*Collection entries*.
####################

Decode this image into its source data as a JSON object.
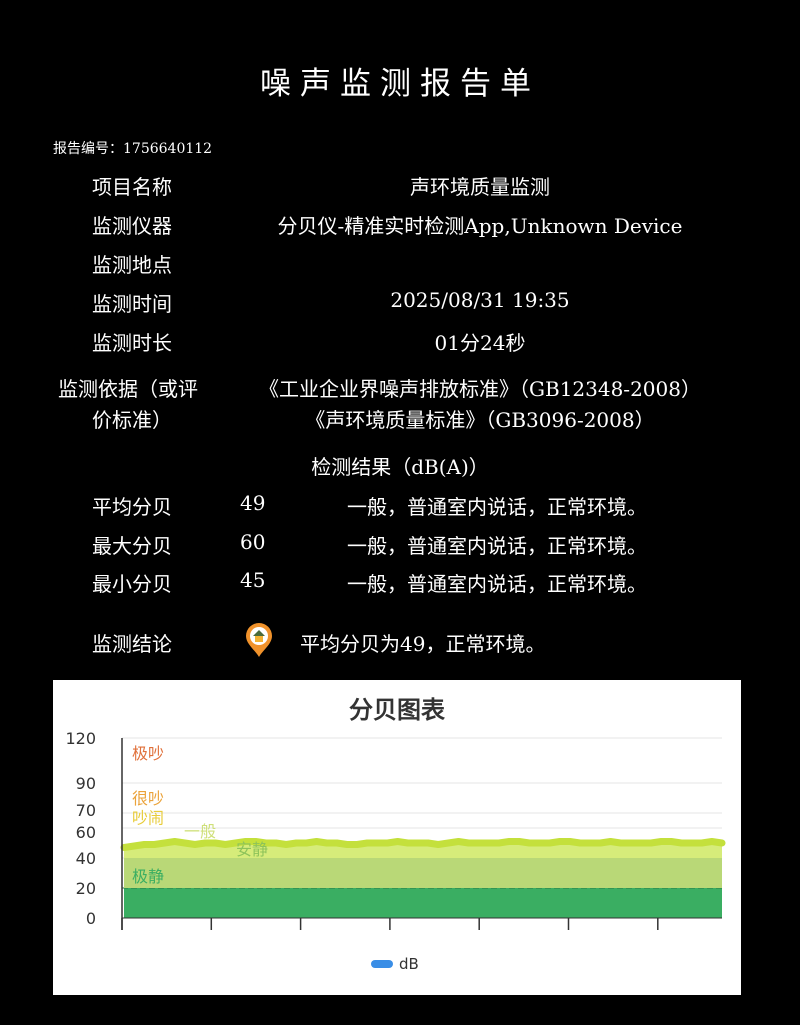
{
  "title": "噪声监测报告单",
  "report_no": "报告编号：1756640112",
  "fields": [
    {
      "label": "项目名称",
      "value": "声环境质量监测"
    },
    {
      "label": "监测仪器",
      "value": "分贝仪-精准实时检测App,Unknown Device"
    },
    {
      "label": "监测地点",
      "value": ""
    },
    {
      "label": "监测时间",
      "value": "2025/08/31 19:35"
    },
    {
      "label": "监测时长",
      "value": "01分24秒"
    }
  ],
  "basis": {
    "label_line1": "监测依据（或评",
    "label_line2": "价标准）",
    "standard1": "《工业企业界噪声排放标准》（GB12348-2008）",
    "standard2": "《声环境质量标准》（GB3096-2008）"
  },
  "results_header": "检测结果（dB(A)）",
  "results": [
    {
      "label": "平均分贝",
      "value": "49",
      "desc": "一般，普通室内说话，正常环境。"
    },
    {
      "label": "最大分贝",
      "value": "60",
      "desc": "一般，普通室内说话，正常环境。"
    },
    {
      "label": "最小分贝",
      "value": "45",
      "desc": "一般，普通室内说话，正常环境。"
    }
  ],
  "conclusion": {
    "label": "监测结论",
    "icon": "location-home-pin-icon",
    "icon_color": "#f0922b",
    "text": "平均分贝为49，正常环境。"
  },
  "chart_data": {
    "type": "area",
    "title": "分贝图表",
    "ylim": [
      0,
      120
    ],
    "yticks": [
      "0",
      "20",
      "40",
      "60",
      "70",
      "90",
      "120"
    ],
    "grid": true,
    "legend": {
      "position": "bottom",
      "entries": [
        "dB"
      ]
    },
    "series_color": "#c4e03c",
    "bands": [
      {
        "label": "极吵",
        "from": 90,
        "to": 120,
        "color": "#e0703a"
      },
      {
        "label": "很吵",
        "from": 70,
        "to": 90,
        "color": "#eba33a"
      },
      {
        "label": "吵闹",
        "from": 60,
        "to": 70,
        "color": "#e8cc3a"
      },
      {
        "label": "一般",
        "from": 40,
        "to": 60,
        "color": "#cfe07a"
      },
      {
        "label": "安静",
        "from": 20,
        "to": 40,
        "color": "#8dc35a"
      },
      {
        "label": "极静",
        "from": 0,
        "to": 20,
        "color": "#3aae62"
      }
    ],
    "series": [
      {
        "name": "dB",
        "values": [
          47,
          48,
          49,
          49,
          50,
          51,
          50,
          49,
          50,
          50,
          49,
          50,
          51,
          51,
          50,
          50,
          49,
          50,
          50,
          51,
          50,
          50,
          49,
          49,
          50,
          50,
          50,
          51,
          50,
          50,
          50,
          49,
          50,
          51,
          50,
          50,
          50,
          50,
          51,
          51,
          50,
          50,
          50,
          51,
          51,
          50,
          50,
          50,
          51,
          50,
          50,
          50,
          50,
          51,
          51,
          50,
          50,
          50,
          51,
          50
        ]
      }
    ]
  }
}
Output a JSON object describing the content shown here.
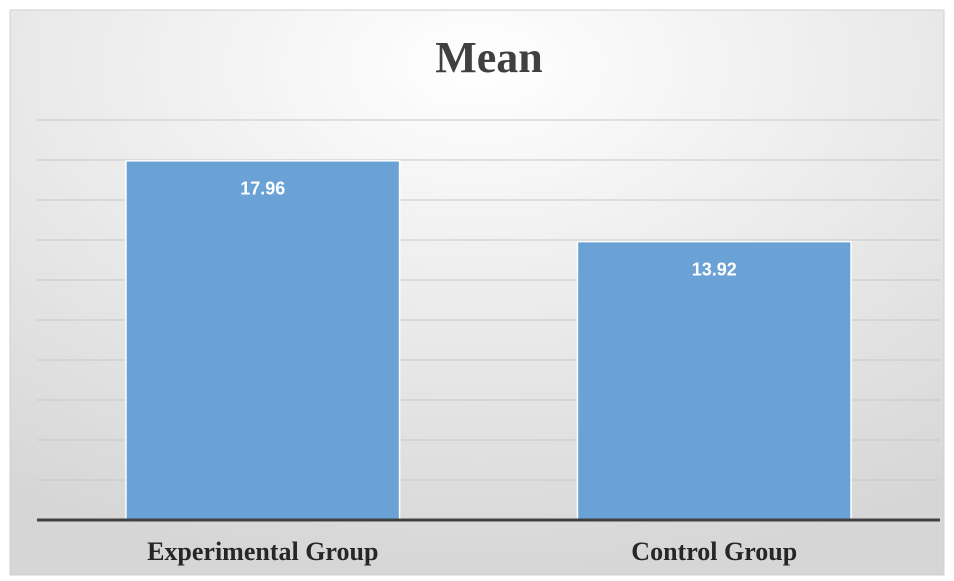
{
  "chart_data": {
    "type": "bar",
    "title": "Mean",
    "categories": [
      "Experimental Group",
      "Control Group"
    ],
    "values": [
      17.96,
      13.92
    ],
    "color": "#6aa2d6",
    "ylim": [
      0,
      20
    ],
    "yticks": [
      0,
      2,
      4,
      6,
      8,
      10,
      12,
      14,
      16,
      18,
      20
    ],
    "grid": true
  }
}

####################

*Stated exercise*.
Using the entries above, return each line in which the word "title" occurs.

*Output of the exercise*.
  "title": "噪声监测报告单",
    "title": "分贝图表",
    "title": "Mean",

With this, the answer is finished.